* WHAT YOU ARE ASKED TO DO: Search the records for the word "details" and report each line that has it.

* WORKING DATA:
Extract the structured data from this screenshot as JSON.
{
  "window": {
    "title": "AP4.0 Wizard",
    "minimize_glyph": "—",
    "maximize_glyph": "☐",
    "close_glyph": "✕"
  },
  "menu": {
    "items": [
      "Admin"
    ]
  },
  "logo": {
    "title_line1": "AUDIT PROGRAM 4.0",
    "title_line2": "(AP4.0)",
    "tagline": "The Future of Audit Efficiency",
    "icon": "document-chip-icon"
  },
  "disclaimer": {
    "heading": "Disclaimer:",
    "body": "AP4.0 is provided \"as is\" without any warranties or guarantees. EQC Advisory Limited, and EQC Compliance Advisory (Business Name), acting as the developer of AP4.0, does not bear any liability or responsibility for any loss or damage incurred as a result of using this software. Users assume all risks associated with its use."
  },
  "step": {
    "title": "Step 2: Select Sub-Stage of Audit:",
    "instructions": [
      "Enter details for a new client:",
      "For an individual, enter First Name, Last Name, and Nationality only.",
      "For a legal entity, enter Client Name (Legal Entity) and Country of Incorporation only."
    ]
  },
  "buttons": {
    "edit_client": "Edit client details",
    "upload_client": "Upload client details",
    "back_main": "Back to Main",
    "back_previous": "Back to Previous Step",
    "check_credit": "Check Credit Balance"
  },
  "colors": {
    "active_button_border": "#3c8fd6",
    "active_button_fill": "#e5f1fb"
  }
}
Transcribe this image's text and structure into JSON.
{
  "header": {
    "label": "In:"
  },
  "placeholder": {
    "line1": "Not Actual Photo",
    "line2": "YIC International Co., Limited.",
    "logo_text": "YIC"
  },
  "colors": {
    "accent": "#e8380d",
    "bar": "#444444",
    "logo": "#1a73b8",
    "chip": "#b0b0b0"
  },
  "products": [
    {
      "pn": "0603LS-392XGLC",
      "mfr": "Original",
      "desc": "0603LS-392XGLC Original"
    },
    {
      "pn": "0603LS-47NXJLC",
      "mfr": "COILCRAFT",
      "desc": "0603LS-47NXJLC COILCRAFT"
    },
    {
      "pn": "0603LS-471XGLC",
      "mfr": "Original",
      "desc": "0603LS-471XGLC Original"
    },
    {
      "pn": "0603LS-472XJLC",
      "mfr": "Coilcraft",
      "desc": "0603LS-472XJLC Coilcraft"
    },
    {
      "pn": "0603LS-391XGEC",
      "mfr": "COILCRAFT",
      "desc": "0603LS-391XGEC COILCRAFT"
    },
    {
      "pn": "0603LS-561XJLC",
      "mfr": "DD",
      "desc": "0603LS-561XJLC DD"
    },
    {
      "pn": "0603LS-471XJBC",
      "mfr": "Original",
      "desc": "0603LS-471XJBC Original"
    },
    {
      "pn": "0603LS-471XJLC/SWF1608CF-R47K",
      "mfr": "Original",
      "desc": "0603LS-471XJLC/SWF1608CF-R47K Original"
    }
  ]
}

* WRITTEN RESPONSE:
      "Enter details for a new client:",
    "edit_client": "Edit client details",
    "upload_client": "Upload client details",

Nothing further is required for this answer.